(Passage shown begins)

Opium was also used as an antidote to poison. Like I said, it cured everything.

Then along came quinine and–well, there was a problem. It came from the hands of Jesuits–in fact, it was called the Jesuit powder–and England wasn’t just Protestant, it was aggressively Protestant. Puritan-flavored, Cromwellian Protestant. And Cromwellian Protestants didn’t want a Catholic-flavored drug, even if it would cure a serious problem. 

Cromwell himself is thought to have died of malaria and he might (it’s not certain) have refused to take any of that dread Jesuit powder. Andrew Marvell (another staunch Puritan and a poet; nothing to do with the comic books) also had malaria and might have died from an accidental overdose of opium that he might have taken for it instead of quinine. 

Sorry–lots of mights in there. History’s full of things we don’t know for sure, and one of them is whether anyone dangled Jesuit-inflected quinine in front of them. (“Here, kid, the first one’s free.”) The consensus, though, is that Cromwell, at least, refused it. In a definitely very probably likely kind of way.

Opium wasn’t the only treatment for malaria. I’m not sure when Europeans gave this one up as a lost cause, but at some point the remedies they tried included throwing the patient head-first into a bush. The idea was the patient should get out quickly and leave the fever behind.

Britain’s full of thorny bushes, and I know that because I’ve met every one of them personally, so I’m going to go out on a limb and guess the British gave this remedy up early.

(Passage shown ends)
(Records provided begins)

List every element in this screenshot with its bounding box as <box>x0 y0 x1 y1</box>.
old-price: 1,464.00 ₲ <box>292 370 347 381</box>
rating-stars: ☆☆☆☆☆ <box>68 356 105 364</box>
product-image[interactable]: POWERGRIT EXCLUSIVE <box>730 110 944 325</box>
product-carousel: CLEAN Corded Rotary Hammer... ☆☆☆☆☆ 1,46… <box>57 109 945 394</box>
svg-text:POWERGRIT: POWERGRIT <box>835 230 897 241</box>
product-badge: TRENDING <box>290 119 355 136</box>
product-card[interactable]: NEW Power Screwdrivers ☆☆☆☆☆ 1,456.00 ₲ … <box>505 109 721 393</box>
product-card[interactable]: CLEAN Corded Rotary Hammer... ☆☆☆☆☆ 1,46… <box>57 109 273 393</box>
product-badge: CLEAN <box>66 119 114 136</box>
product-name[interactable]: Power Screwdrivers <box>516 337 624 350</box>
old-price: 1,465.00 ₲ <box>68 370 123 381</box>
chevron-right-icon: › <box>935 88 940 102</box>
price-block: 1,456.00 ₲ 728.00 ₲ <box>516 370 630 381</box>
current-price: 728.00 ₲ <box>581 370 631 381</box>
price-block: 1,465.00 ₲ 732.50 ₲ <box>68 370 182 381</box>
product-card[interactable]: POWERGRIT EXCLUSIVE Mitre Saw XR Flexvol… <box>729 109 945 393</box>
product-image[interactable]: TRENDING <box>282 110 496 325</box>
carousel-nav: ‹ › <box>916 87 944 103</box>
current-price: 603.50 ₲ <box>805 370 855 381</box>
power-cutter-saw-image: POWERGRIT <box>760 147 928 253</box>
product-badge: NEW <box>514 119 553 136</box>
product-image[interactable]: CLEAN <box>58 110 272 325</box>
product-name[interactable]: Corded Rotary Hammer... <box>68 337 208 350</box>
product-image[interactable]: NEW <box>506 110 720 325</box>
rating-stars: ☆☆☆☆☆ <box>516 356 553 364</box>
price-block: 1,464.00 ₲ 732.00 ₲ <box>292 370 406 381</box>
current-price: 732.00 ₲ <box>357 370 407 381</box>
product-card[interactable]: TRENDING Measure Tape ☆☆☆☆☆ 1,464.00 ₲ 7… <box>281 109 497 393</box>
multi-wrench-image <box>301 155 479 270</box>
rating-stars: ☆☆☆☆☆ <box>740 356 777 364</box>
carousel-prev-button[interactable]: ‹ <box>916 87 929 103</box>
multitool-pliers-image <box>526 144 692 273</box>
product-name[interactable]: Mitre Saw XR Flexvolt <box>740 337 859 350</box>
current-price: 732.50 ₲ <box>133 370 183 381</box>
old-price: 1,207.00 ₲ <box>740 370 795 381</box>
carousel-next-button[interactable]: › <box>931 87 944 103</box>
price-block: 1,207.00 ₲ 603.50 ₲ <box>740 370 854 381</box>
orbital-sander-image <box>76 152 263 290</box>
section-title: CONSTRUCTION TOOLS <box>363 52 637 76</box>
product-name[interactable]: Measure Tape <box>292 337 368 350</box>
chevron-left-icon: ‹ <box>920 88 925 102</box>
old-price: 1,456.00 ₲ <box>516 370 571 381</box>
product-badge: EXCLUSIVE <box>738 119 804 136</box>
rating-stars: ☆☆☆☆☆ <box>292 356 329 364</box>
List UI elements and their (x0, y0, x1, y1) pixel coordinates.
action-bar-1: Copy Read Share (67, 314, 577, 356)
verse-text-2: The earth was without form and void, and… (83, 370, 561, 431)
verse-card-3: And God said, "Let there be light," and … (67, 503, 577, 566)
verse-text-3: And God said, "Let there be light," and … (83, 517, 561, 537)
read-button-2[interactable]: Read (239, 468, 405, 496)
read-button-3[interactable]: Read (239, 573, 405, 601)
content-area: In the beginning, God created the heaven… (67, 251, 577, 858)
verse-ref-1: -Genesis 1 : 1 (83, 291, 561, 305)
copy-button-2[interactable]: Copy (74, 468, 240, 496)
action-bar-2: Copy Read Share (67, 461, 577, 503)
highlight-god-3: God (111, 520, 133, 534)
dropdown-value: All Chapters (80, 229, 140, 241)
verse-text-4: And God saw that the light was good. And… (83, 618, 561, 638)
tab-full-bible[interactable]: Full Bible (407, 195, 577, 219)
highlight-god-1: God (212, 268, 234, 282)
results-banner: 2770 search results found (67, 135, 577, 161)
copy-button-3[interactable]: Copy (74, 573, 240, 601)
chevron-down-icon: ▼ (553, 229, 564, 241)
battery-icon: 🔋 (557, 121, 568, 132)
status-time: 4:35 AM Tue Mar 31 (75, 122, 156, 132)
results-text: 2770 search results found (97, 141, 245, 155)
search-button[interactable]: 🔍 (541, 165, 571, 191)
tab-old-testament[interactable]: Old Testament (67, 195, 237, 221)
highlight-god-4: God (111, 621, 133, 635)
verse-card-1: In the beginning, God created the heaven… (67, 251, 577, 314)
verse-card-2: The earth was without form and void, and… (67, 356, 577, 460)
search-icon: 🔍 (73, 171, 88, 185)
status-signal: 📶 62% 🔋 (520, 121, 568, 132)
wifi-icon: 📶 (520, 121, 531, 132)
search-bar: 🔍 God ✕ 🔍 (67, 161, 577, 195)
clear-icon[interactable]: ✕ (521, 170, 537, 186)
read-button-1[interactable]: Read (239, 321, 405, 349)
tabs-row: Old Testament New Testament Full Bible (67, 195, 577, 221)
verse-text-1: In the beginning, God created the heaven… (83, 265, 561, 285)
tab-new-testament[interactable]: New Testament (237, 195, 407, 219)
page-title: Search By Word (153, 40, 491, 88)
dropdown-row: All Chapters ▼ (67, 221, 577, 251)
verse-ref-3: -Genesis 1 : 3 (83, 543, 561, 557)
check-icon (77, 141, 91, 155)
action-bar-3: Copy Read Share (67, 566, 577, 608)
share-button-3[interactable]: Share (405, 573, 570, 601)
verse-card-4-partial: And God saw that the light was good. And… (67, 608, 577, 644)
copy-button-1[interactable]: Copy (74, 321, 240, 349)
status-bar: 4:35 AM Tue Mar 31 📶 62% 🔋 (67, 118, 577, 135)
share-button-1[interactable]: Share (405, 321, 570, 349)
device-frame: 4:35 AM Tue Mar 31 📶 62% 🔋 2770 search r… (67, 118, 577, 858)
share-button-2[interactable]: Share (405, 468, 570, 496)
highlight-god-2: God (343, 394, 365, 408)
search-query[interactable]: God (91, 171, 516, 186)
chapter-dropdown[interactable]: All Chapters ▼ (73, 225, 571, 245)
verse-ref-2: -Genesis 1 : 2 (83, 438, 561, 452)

(Records provided ends)

* [Task to complete] Write out the passage about early malaria treatments in full, word for word.

* [Task output]
Opium was also used as an antidote to poison. Like I said, it cured everything.

Then along came quinine and–well, there was a problem. It came from the hands of Jesuits–in fact, it was called the Jesuit powder–and England wasn’t just Protestant, it was aggressively Protestant. Puritan-flavored, Cromwellian Protestant. And Cromwellian Protestants didn’t want a Catholic-flavored drug, even if it would cure a serious problem. 

Cromwell himself is thought to have died of malaria and he might (it’s not certain) have refused to take any of that dread Jesuit powder. Andrew Marvell (another staunch Puritan and a poet; nothing to do with the comic books) also had malaria and might have died from an accidental overdose of opium that he might have taken for it instead of quinine. 

Sorry–lots of mights in there. History’s full of things we don’t know for sure, and one of them is whether anyone dangled Jesuit-inflected quinine in front of them. (“Here, kid, the first one’s free.”) The consensus, though, is that Cromwell, at least, refused it. In a definitely very probably likely kind of way.

Opium wasn’t the only treatment for malaria. I’m not sure when Europeans gave this one up as a lost cause, but at some point the remedies they tried included throwing the patient head-first into a bush. The idea was the patient should get out quickly and leave the fever behind.

Britain’s full of thorny bushes, and I know that because I’ve met every one of them personally, so I’m going to go out on a limb and guess the British gave this remedy up early.